[Collected data entries]
........

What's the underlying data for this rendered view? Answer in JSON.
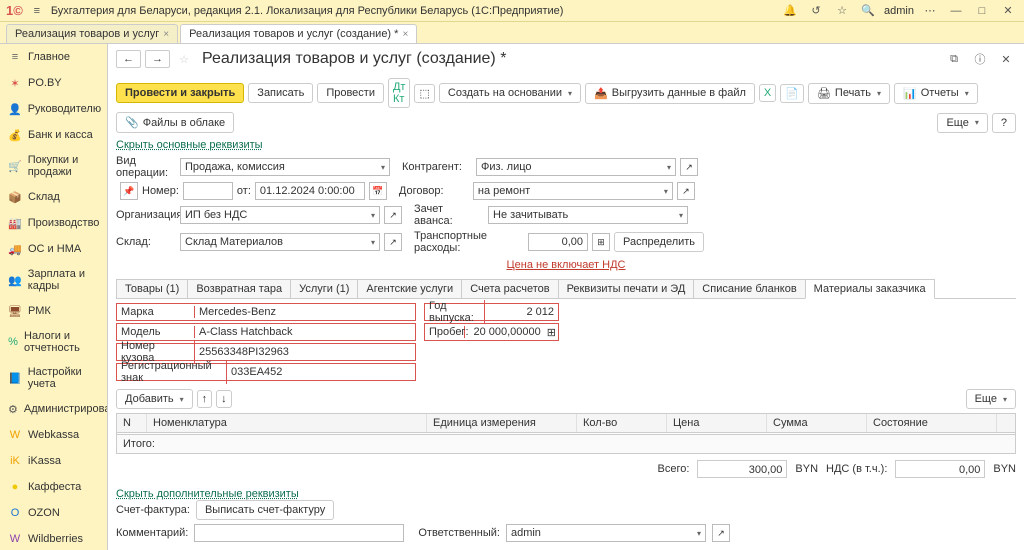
{
  "titlebar": {
    "app": "Бухгалтерия для Беларуси, редакция 2.1. Локализация для Республики Беларусь  (1С:Предприятие)",
    "user": "admin"
  },
  "windowTabs": [
    {
      "label": "Реализация товаров и услуг"
    },
    {
      "label": "Реализация товаров и услуг (создание) *"
    }
  ],
  "sidebar": [
    {
      "icon": "≡",
      "label": "Главное",
      "color": "#666"
    },
    {
      "icon": "✶",
      "label": "PO.BY",
      "color": "#d9534f"
    },
    {
      "icon": "👤",
      "label": "Руководителю",
      "color": "#d9534f"
    },
    {
      "icon": "💰",
      "label": "Банк и касса",
      "color": "#d9a400"
    },
    {
      "icon": "🛒",
      "label": "Покупки и продажи",
      "color": "#c0392b"
    },
    {
      "icon": "📦",
      "label": "Склад",
      "color": "#8b4a2b"
    },
    {
      "icon": "🏭",
      "label": "Производство",
      "color": "#555"
    },
    {
      "icon": "🚚",
      "label": "ОС и НМА",
      "color": "#555"
    },
    {
      "icon": "👥",
      "label": "Зарплата и кадры",
      "color": "#2a7"
    },
    {
      "icon": "🖥",
      "label": "РМК",
      "color": "#8b4a2b"
    },
    {
      "icon": "%",
      "label": "Налоги и отчетность",
      "color": "#2a7"
    },
    {
      "icon": "📘",
      "label": "Настройки учета",
      "color": "#8b4a2b"
    },
    {
      "icon": "⚙",
      "label": "Администрирование",
      "color": "#555"
    },
    {
      "icon": "W",
      "label": "Webkassa",
      "color": "#f0a000"
    },
    {
      "icon": "iK",
      "label": "iKassa",
      "color": "#f0a000"
    },
    {
      "icon": "●",
      "label": "Каффеста",
      "color": "#f0c800"
    },
    {
      "icon": "O",
      "label": "OZON",
      "color": "#1976d2"
    },
    {
      "icon": "W",
      "label": "Wildberries",
      "color": "#8e44ad"
    }
  ],
  "doc": {
    "title": "Реализация товаров и услуг (создание) *"
  },
  "toolbar": {
    "post_close": "Провести и закрыть",
    "write": "Записать",
    "post": "Провести",
    "create_based": "Создать на основании",
    "export": "Выгрузить данные в файл",
    "print": "Печать",
    "reports": "Отчеты",
    "files": "Файлы в облаке",
    "more": "Еще",
    "help": "?"
  },
  "links": {
    "hide_main": "Скрыть основные реквизиты",
    "hide_extra": "Скрыть дополнительные реквизиты",
    "vat": "Цена не включает НДС"
  },
  "form": {
    "vid_op_l": "Вид операции:",
    "vid_op_v": "Продажа, комиссия",
    "num_l": "Номер:",
    "ot": "от:",
    "date": "01.12.2024 0:00:00",
    "org_l": "Организация:",
    "org_v": "ИП без НДС",
    "sklad_l": "Склад:",
    "sklad_v": "Склад Материалов",
    "ka_l": "Контрагент:",
    "ka_v": "Физ. лицо",
    "dog_l": "Договор:",
    "dog_v": "на ремонт",
    "zav_l": "Зачет аванса:",
    "zav_v": "Не зачитывать",
    "tr_l": "Транспортные расходы:",
    "tr_v": "0,00",
    "distribute": "Распределить"
  },
  "tabs": [
    "Товары (1)",
    "Возвратная тара",
    "Услуги (1)",
    "Агентские услуги",
    "Счета расчетов",
    "Реквизиты печати и ЭД",
    "Списание бланков",
    "Материалы заказчика"
  ],
  "activeTab": 7,
  "red": {
    "marka_l": "Марка",
    "marka_v": "Mercedes-Benz",
    "model_l": "Модель",
    "model_v": "A-Class Hatchback",
    "kuzov_l": "Номер кузова",
    "kuzov_v": "25563348PI32963",
    "reg_l": "Регистрационный знак",
    "reg_v": "033EA452",
    "god_l": "Год выпуска:",
    "god_v": "2 012",
    "probeg_l": "Пробег:",
    "probeg_v": "20 000,00000"
  },
  "tableTools": {
    "add": "Добавить",
    "more": "Еще"
  },
  "grid": {
    "cols": [
      "N",
      "Номенклатура",
      "Единица измерения",
      "Кол-во",
      "Цена",
      "Сумма",
      "Состояние"
    ],
    "footer": "Итого:"
  },
  "totals": {
    "vsego_l": "Всего:",
    "vsego_v": "300,00",
    "cur1": "BYN",
    "nds_l": "НДС (в т.ч.):",
    "nds_v": "0,00",
    "cur2": "BYN"
  },
  "footer": {
    "sf_l": "Счет-фактура:",
    "sf_btn": "Выписать счет-фактуру",
    "comment_l": "Комментарий:",
    "resp_l": "Ответственный:",
    "resp_v": "admin"
  }
}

........

__Exercise instructions__:
Every line is to be duplicated exactly, though pictures stay out.

__Expected answer__:
What's the underlying data for this rendered view? Answer in JSON.
{
  "titlebar": {
    "app": "Бухгалтерия для Беларуси, редакция 2.1. Локализация для Республики Беларусь  (1С:Предприятие)",
    "user": "admin"
  },
  "windowTabs": [
    {
      "label": "Реализация товаров и услуг"
    },
    {
      "label": "Реализация товаров и услуг (создание) *"
    }
  ],
  "sidebar": [
    {
      "icon": "≡",
      "label": "Главное",
      "color": "#666"
    },
    {
      "icon": "✶",
      "label": "PO.BY",
      "color": "#d9534f"
    },
    {
      "icon": "👤",
      "label": "Руководителю",
      "color": "#d9534f"
    },
    {
      "icon": "💰",
      "label": "Банк и касса",
      "color": "#d9a400"
    },
    {
      "icon": "🛒",
      "label": "Покупки и продажи",
      "color": "#c0392b"
    },
    {
      "icon": "📦",
      "label": "Склад",
      "color": "#8b4a2b"
    },
    {
      "icon": "🏭",
      "label": "Производство",
      "color": "#555"
    },
    {
      "icon": "🚚",
      "label": "ОС и НМА",
      "color": "#555"
    },
    {
      "icon": "👥",
      "label": "Зарплата и кадры",
      "color": "#2a7"
    },
    {
      "icon": "🖥",
      "label": "РМК",
      "color": "#8b4a2b"
    },
    {
      "icon": "%",
      "label": "Налоги и отчетность",
      "color": "#2a7"
    },
    {
      "icon": "📘",
      "label": "Настройки учета",
      "color": "#8b4a2b"
    },
    {
      "icon": "⚙",
      "label": "Администрирование",
      "color": "#555"
    },
    {
      "icon": "W",
      "label": "Webkassa",
      "color": "#f0a000"
    },
    {
      "icon": "iK",
      "label": "iKassa",
      "color": "#f0a000"
    },
    {
      "icon": "●",
      "label": "Каффеста",
      "color": "#f0c800"
    },
    {
      "icon": "O",
      "label": "OZON",
      "color": "#1976d2"
    },
    {
      "icon": "W",
      "label": "Wildberries",
      "color": "#8e44ad"
    }
  ],
  "doc": {
    "title": "Реализация товаров и услуг (создание) *"
  },
  "toolbar": {
    "post_close": "Провести и закрыть",
    "write": "Записать",
    "post": "Провести",
    "create_based": "Создать на основании",
    "export": "Выгрузить данные в файл",
    "print": "Печать",
    "reports": "Отчеты",
    "files": "Файлы в облаке",
    "more": "Еще",
    "help": "?"
  },
  "links": {
    "hide_main": "Скрыть основные реквизиты",
    "hide_extra": "Скрыть дополнительные реквизиты",
    "vat": "Цена не включает НДС"
  },
  "form": {
    "vid_op_l": "Вид операции:",
    "vid_op_v": "Продажа, комиссия",
    "num_l": "Номер:",
    "ot": "от:",
    "date": "01.12.2024 0:00:00",
    "org_l": "Организация:",
    "org_v": "ИП без НДС",
    "sklad_l": "Склад:",
    "sklad_v": "Склад Материалов",
    "ka_l": "Контрагент:",
    "ka_v": "Физ. лицо",
    "dog_l": "Договор:",
    "dog_v": "на ремонт",
    "zav_l": "Зачет аванса:",
    "zav_v": "Не зачитывать",
    "tr_l": "Транспортные расходы:",
    "tr_v": "0,00",
    "distribute": "Распределить"
  },
  "tabs": [
    "Товары (1)",
    "Возвратная тара",
    "Услуги (1)",
    "Агентские услуги",
    "Счета расчетов",
    "Реквизиты печати и ЭД",
    "Списание бланков",
    "Материалы заказчика"
  ],
  "activeTab": 7,
  "red": {
    "marka_l": "Марка",
    "marka_v": "Mercedes-Benz",
    "model_l": "Модель",
    "model_v": "A-Class Hatchback",
    "kuzov_l": "Номер кузова",
    "kuzov_v": "25563348PI32963",
    "reg_l": "Регистрационный знак",
    "reg_v": "033EA452",
    "god_l": "Год выпуска:",
    "god_v": "2 012",
    "probeg_l": "Пробег:",
    "probeg_v": "20 000,00000"
  },
  "tableTools": {
    "add": "Добавить",
    "more": "Еще"
  },
  "grid": {
    "cols": [
      "N",
      "Номенклатура",
      "Единица измерения",
      "Кол-во",
      "Цена",
      "Сумма",
      "Состояние"
    ],
    "footer": "Итого:"
  },
  "totals": {
    "vsego_l": "Всего:",
    "vsego_v": "300,00",
    "cur1": "BYN",
    "nds_l": "НДС (в т.ч.):",
    "nds_v": "0,00",
    "cur2": "BYN"
  },
  "footer": {
    "sf_l": "Счет-фактура:",
    "sf_btn": "Выписать счет-фактуру",
    "comment_l": "Комментарий:",
    "resp_l": "Ответственный:",
    "resp_v": "admin"
  }
}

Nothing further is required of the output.